Task brief:
Leave the pictures out and transcribe every record exactly.

Dataset:
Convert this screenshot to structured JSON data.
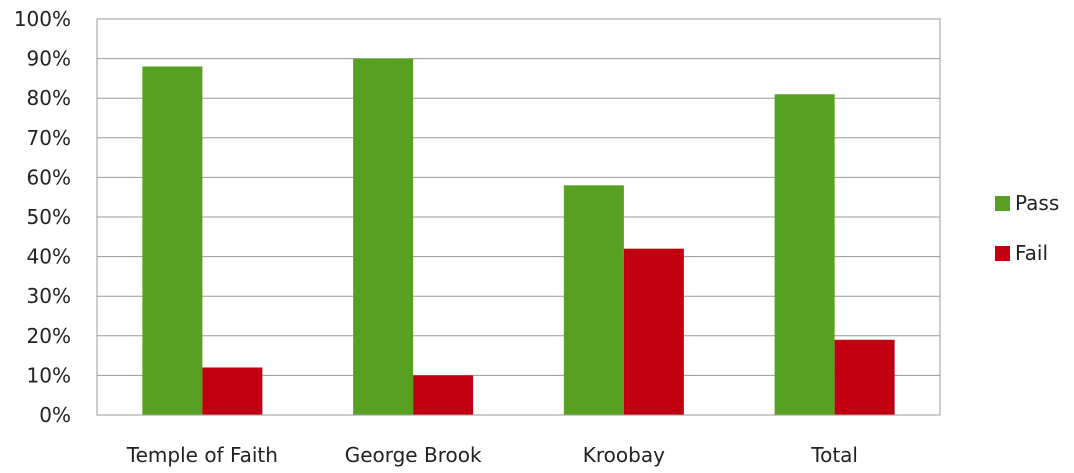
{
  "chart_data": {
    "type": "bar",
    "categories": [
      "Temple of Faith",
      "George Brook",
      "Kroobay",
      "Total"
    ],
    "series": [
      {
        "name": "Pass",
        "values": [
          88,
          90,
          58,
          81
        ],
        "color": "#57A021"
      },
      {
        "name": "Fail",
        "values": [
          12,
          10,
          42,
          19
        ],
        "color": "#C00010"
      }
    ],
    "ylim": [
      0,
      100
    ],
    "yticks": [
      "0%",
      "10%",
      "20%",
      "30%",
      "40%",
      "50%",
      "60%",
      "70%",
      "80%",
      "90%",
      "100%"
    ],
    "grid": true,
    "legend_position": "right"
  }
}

Output below:
Convert this screenshot to structured JSON data.
{
  "chart_data": {
    "type": "bar",
    "categories": [
      "Temple of Faith",
      "George Brook",
      "Kroobay",
      "Total"
    ],
    "series": [
      {
        "name": "Pass",
        "values": [
          88,
          90,
          58,
          81
        ],
        "color": "#57A021"
      },
      {
        "name": "Fail",
        "values": [
          12,
          10,
          42,
          19
        ],
        "color": "#C00010"
      }
    ],
    "ylim": [
      0,
      100
    ],
    "yticks": [
      "0%",
      "10%",
      "20%",
      "30%",
      "40%",
      "50%",
      "60%",
      "70%",
      "80%",
      "90%",
      "100%"
    ],
    "grid": true,
    "legend_position": "right"
  }
}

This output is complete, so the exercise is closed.